Work order: Looking through the records below, please work out how many lines contain "mediasta". Give only that number.

Provided records:
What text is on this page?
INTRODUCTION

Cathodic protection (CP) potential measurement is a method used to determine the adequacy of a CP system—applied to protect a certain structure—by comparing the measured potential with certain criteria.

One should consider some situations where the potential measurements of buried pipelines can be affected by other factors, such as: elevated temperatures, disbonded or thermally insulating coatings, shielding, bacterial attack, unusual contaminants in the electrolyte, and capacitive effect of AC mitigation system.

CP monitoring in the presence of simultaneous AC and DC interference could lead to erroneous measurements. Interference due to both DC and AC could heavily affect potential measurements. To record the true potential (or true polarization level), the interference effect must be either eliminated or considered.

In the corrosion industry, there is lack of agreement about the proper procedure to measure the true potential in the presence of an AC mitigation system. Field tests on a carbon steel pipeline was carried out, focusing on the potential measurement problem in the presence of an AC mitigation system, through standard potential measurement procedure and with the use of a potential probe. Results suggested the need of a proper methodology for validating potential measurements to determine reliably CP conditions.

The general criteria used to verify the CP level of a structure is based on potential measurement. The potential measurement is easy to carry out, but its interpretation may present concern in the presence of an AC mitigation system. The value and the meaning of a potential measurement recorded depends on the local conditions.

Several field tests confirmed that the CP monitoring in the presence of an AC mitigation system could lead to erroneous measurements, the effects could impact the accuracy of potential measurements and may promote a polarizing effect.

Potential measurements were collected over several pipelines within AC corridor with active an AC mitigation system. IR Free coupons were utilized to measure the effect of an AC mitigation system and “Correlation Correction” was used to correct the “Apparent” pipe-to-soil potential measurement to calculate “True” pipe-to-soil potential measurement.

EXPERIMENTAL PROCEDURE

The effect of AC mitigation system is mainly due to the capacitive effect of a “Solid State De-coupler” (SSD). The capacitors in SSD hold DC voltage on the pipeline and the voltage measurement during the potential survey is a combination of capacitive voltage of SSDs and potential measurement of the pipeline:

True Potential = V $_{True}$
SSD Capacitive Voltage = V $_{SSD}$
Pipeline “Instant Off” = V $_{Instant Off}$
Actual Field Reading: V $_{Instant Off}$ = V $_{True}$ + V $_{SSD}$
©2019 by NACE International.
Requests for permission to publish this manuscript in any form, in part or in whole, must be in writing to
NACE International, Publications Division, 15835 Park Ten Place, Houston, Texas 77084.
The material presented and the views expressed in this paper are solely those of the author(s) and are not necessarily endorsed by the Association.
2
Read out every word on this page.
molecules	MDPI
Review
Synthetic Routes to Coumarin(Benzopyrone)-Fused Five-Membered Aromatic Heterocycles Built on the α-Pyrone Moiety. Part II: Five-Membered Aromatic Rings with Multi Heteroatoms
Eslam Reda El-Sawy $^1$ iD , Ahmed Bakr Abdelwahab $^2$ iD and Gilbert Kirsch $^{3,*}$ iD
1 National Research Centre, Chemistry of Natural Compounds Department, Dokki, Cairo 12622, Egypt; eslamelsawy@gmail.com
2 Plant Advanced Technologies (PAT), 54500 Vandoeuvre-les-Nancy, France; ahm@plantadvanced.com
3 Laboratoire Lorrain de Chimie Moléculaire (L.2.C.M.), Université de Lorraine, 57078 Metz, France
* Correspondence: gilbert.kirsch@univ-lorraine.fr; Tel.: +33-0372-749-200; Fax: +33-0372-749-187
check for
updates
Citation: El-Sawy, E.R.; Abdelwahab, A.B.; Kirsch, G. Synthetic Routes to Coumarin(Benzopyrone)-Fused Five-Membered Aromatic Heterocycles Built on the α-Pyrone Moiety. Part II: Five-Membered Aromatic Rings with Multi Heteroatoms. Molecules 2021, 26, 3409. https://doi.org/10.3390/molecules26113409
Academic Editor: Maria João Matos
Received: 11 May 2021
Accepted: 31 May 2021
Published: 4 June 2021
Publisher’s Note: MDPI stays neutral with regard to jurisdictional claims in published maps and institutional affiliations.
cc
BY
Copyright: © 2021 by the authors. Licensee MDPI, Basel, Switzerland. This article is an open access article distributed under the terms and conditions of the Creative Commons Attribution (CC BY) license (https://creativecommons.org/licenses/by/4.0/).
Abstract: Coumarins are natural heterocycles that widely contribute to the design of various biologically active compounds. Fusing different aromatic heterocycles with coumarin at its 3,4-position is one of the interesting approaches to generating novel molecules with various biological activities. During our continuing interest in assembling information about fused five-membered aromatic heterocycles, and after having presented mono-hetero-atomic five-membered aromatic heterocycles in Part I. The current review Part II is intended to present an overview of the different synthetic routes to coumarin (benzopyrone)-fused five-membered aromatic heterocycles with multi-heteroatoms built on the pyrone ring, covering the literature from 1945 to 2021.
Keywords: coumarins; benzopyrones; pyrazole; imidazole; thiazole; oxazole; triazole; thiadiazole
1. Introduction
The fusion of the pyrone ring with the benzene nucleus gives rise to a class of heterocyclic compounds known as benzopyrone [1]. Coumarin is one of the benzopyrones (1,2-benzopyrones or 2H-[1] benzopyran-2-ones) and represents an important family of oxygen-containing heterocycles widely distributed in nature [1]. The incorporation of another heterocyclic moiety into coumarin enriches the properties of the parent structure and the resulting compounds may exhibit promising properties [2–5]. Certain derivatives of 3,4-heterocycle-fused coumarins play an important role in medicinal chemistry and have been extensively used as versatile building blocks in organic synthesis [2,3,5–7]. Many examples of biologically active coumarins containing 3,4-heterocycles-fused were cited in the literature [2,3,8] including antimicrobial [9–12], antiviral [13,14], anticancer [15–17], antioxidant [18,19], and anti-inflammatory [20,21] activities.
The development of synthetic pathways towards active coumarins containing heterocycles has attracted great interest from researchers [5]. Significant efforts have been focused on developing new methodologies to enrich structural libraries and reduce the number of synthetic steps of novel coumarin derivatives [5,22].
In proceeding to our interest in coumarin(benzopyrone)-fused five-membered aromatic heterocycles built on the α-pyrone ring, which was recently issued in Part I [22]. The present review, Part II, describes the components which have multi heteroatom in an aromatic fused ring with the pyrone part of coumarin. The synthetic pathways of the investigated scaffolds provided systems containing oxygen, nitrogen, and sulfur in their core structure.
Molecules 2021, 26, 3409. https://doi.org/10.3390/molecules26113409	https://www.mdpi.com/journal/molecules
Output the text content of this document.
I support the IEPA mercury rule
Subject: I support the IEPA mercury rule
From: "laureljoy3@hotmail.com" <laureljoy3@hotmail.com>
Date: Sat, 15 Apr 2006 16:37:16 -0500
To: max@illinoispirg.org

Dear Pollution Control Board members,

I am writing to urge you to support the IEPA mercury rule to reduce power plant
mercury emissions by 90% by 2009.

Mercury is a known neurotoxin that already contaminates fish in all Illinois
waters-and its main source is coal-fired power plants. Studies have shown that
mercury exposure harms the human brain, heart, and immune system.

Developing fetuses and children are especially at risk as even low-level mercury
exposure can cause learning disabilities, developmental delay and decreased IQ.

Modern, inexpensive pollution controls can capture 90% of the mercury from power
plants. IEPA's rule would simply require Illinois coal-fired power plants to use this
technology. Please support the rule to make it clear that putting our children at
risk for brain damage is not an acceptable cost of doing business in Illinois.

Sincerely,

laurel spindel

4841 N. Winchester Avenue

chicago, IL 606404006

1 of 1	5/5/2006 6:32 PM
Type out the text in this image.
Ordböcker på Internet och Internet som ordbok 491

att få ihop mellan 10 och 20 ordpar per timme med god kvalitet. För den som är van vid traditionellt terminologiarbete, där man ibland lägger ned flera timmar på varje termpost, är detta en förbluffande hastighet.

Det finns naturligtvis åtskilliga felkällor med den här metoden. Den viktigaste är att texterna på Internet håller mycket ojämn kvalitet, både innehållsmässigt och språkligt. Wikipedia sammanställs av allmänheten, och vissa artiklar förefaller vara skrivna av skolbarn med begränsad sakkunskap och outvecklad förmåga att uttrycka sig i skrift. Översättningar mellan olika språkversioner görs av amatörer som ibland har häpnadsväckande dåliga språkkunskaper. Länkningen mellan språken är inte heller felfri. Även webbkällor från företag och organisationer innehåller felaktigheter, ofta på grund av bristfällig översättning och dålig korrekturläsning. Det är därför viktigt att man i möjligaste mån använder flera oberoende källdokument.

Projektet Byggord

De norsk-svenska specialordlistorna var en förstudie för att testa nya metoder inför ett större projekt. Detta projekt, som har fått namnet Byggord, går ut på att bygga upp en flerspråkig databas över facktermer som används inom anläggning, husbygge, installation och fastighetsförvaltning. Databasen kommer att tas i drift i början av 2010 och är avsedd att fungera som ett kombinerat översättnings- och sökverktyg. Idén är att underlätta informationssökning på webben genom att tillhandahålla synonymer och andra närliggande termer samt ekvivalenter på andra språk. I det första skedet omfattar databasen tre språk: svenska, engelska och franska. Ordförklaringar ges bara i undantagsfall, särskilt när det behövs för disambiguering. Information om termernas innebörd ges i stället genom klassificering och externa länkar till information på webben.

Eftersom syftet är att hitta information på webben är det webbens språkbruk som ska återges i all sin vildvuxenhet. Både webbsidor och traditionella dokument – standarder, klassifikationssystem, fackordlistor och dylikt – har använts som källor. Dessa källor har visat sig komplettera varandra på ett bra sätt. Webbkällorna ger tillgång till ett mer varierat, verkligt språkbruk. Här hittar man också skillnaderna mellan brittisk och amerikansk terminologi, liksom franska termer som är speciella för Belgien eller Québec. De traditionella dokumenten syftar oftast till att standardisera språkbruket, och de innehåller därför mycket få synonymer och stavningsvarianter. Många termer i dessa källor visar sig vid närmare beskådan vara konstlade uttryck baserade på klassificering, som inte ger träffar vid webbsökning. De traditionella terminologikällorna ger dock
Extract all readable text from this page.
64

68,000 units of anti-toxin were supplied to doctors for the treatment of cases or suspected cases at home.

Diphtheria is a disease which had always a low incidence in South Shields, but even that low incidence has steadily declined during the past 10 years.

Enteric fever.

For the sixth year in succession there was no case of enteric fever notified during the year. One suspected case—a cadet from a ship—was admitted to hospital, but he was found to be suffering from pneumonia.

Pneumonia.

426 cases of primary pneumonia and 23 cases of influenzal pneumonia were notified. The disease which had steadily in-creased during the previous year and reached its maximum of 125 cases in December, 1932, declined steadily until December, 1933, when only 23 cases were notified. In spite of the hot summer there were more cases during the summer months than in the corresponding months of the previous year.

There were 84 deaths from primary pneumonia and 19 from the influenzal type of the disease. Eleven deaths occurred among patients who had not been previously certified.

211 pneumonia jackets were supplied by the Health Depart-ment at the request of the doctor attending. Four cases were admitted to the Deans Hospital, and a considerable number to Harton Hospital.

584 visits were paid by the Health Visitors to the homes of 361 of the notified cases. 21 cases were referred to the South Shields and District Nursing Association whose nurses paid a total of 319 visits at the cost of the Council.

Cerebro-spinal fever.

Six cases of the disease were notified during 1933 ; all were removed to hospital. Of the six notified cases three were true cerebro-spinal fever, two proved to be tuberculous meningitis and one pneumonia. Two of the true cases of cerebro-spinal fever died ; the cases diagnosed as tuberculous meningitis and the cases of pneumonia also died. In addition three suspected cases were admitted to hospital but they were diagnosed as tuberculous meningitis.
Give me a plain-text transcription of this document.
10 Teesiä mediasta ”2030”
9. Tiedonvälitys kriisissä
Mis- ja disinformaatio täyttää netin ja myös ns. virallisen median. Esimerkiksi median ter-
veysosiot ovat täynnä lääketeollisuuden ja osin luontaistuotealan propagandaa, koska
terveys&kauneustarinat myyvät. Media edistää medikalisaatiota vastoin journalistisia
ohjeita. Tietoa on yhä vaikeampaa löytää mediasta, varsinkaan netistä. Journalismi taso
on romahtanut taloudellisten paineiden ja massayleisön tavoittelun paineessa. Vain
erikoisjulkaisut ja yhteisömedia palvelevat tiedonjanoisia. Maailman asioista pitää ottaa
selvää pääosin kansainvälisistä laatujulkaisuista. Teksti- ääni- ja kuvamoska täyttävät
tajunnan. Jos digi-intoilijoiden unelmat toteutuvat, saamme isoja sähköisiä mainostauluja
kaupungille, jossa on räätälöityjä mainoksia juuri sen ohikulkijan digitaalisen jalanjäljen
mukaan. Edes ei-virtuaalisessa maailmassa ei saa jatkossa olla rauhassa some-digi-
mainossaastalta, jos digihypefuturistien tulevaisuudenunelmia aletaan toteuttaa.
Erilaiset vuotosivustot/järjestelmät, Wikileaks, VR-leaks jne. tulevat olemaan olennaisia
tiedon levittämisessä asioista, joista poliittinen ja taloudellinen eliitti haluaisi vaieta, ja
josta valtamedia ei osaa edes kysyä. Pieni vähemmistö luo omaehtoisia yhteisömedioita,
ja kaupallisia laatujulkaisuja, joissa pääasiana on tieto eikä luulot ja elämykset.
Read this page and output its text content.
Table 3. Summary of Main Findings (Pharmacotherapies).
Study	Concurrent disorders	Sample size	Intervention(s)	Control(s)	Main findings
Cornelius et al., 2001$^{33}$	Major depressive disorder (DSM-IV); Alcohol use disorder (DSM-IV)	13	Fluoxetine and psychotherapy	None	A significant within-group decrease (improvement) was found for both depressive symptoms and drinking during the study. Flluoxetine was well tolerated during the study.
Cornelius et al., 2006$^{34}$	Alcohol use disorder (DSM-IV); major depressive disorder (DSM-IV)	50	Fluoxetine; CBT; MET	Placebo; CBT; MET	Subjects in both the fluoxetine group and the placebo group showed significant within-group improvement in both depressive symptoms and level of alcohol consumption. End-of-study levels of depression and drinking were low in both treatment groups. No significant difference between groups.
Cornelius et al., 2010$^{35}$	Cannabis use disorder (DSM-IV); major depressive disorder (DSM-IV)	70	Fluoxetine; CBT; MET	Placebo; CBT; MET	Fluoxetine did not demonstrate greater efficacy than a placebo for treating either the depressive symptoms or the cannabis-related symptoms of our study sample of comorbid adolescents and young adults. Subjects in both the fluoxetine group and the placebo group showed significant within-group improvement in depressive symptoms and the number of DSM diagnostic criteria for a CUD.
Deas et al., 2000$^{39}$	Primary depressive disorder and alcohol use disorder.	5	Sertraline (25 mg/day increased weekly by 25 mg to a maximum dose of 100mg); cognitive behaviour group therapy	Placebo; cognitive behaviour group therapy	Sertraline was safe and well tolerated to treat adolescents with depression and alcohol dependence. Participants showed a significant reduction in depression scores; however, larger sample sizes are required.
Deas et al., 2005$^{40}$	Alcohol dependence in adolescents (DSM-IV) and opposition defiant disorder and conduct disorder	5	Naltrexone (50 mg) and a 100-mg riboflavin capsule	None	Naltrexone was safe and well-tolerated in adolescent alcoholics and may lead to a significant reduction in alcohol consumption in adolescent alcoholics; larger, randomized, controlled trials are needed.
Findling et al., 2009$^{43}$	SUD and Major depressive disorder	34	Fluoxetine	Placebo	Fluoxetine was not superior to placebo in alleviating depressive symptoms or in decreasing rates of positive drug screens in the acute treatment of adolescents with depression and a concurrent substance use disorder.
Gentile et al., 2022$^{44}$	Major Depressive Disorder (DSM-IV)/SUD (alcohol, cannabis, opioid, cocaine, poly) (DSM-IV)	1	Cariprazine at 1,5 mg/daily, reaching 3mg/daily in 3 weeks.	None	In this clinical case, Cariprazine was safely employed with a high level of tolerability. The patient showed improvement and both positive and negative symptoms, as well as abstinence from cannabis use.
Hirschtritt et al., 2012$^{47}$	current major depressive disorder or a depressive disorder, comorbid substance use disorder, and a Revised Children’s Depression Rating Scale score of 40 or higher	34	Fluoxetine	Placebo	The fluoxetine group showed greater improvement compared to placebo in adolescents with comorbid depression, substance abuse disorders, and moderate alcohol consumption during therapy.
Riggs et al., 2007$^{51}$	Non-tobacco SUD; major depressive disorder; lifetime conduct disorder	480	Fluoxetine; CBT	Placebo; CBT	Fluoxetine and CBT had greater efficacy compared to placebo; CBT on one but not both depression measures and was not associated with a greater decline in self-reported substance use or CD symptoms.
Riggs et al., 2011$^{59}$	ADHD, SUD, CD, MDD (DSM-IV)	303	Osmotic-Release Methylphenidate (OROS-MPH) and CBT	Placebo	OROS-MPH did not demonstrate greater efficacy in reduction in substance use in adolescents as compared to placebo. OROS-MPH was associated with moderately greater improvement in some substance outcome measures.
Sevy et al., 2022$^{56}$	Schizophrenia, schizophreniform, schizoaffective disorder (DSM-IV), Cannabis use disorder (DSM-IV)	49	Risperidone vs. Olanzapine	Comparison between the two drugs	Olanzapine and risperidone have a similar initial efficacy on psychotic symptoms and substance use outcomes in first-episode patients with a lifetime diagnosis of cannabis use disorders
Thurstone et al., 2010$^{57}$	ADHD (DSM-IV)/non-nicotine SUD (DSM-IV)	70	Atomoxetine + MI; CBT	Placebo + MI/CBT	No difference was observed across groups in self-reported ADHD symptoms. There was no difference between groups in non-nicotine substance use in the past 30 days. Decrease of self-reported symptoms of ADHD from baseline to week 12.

Task result: 2